= Data entries =
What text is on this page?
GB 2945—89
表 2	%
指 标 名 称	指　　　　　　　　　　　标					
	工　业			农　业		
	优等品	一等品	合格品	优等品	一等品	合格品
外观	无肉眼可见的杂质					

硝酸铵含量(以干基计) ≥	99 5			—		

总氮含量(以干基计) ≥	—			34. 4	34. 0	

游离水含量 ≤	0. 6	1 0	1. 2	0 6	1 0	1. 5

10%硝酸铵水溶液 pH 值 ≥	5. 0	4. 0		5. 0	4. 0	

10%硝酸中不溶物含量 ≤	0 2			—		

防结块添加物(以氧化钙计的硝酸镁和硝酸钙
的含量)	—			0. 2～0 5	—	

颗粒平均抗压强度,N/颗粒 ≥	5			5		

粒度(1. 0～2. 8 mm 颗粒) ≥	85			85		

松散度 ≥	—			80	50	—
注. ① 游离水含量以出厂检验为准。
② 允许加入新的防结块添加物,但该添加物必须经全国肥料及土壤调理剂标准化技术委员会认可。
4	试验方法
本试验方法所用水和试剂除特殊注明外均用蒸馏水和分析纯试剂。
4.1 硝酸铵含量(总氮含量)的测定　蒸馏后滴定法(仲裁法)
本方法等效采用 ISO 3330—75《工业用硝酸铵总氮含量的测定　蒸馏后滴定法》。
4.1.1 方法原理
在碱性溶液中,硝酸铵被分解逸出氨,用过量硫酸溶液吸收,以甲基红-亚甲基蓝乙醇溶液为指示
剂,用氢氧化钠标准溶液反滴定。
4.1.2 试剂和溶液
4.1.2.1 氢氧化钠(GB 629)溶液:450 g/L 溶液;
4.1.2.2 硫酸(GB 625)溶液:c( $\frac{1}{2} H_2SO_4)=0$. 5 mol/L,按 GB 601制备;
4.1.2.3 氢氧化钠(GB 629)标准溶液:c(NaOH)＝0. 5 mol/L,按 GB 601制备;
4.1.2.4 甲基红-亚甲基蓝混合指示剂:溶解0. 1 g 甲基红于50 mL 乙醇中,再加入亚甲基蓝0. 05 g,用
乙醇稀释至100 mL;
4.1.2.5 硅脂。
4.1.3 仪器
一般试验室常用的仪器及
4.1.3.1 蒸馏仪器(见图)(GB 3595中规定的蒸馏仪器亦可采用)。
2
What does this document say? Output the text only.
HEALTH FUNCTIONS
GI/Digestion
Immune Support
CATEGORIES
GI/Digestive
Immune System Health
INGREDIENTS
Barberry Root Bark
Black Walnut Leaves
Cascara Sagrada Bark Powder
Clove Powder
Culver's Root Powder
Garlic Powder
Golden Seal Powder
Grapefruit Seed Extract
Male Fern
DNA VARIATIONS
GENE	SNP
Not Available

= The request =
From the line containing "What does this" down to the final line of the data, write out every line exactly; both the first and last of these belong in your answer, and nothing else does.

= Written answer =
What does this document say? Output the text only.
HEALTH FUNCTIONS
GI/Digestion
Immune Support
CATEGORIES
GI/Digestive
Immune System Health
INGREDIENTS
Barberry Root Bark
Black Walnut Leaves
Cascara Sagrada Bark Powder
Clove Powder
Culver's Root Powder
Garlic Powder
Golden Seal Powder
Grapefruit Seed Extract
Male Fern
DNA VARIATIONS
GENE	SNP
Not Available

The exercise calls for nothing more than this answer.